GIVEN PROBLEM
Read the data and repeat all of it exactly.

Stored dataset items
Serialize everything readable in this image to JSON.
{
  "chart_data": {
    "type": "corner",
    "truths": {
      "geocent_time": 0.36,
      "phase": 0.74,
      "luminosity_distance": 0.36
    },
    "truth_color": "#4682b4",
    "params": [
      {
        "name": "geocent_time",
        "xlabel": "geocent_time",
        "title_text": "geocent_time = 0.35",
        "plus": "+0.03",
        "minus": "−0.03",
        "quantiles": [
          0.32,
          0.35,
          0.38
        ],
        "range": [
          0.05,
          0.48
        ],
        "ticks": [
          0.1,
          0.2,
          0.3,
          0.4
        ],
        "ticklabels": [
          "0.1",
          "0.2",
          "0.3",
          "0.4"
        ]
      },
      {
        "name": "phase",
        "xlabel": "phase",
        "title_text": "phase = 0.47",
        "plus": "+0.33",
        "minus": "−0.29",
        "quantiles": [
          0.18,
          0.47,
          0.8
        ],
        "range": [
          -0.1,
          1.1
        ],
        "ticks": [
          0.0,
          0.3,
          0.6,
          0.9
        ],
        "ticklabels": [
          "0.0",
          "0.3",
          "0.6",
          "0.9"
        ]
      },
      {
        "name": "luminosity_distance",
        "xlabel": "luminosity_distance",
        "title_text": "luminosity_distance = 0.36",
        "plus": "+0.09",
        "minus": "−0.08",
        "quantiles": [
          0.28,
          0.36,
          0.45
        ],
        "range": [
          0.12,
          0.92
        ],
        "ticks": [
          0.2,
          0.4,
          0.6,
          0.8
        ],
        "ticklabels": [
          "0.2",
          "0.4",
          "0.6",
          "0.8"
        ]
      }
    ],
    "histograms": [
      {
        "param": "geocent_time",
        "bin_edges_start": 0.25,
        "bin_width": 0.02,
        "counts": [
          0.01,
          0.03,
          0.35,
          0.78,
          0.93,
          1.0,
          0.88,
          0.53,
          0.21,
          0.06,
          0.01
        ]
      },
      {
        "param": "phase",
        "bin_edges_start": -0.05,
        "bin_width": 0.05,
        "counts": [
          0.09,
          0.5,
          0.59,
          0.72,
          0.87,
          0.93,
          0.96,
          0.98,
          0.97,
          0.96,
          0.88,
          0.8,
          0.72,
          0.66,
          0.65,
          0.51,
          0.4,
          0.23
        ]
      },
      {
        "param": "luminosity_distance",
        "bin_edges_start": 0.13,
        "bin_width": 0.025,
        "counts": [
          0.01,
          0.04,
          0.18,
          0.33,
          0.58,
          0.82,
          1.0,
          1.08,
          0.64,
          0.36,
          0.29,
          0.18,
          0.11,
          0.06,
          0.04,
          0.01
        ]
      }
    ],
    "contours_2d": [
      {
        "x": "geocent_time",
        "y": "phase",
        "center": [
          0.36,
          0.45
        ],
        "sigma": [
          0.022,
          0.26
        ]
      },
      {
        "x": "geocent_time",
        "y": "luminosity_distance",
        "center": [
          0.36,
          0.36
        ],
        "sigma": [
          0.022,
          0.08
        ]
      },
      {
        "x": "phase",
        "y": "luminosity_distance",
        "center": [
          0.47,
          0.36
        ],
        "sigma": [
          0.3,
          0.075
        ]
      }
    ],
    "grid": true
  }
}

SOLUTION FOR THIS TASK
Serialize everything readable in this image to JSON.
{
  "chart_data": {
    "type": "corner",
    "truths": {
      "geocent_time": 0.36,
      "phase": 0.74,
      "luminosity_distance": 0.36
    },
    "truth_color": "#4682b4",
    "params": [
      {
        "name": "geocent_time",
        "xlabel": "geocent_time",
        "title_text": "geocent_time = 0.35",
        "plus": "+0.03",
        "minus": "−0.03",
        "quantiles": [
          0.32,
          0.35,
          0.38
        ],
        "range": [
          0.05,
          0.48
        ],
        "ticks": [
          0.1,
          0.2,
          0.3,
          0.4
        ],
        "ticklabels": [
          "0.1",
          "0.2",
          "0.3",
          "0.4"
        ]
      },
      {
        "name": "phase",
        "xlabel": "phase",
        "title_text": "phase = 0.47",
        "plus": "+0.33",
        "minus": "−0.29",
        "quantiles": [
          0.18,
          0.47,
          0.8
        ],
        "range": [
          -0.1,
          1.1
        ],
        "ticks": [
          0.0,
          0.3,
          0.6,
          0.9
        ],
        "ticklabels": [
          "0.0",
          "0.3",
          "0.6",
          "0.9"
        ]
      },
      {
        "name": "luminosity_distance",
        "xlabel": "luminosity_distance",
        "title_text": "luminosity_distance = 0.36",
        "plus": "+0.09",
        "minus": "−0.08",
        "quantiles": [
          0.28,
          0.36,
          0.45
        ],
        "range": [
          0.12,
          0.92
        ],
        "ticks": [
          0.2,
          0.4,
          0.6,
          0.8
        ],
        "ticklabels": [
          "0.2",
          "0.4",
          "0.6",
          "0.8"
        ]
      }
    ],
    "histograms": [
      {
        "param": "geocent_time",
        "bin_edges_start": 0.25,
        "bin_width": 0.02,
        "counts": [
          0.01,
          0.03,
          0.35,
          0.78,
          0.93,
          1.0,
          0.88,
          0.53,
          0.21,
          0.06,
          0.01
        ]
      },
      {
        "param": "phase",
        "bin_edges_start": -0.05,
        "bin_width": 0.05,
        "counts": [
          0.09,
          0.5,
          0.59,
          0.72,
          0.87,
          0.93,
          0.96,
          0.98,
          0.97,
          0.96,
          0.88,
          0.8,
          0.72,
          0.66,
          0.65,
          0.51,
          0.4,
          0.23
        ]
      },
      {
        "param": "luminosity_distance",
        "bin_edges_start": 0.13,
        "bin_width": 0.025,
        "counts": [
          0.01,
          0.04,
          0.18,
          0.33,
          0.58,
          0.82,
          1.0,
          1.08,
          0.64,
          0.36,
          0.29,
          0.18,
          0.11,
          0.06,
          0.04,
          0.01
        ]
      }
    ],
    "contours_2d": [
      {
        "x": "geocent_time",
        "y": "phase",
        "center": [
          0.36,
          0.45
        ],
        "sigma": [
          0.022,
          0.26
        ]
      },
      {
        "x": "geocent_time",
        "y": "luminosity_distance",
        "center": [
          0.36,
          0.36
        ],
        "sigma": [
          0.022,
          0.08
        ]
      },
      {
        "x": "phase",
        "y": "luminosity_distance",
        "center": [
          0.47,
          0.36
        ],
        "sigma": [
          0.3,
          0.075
        ]
      }
    ],
    "grid": true
  }
}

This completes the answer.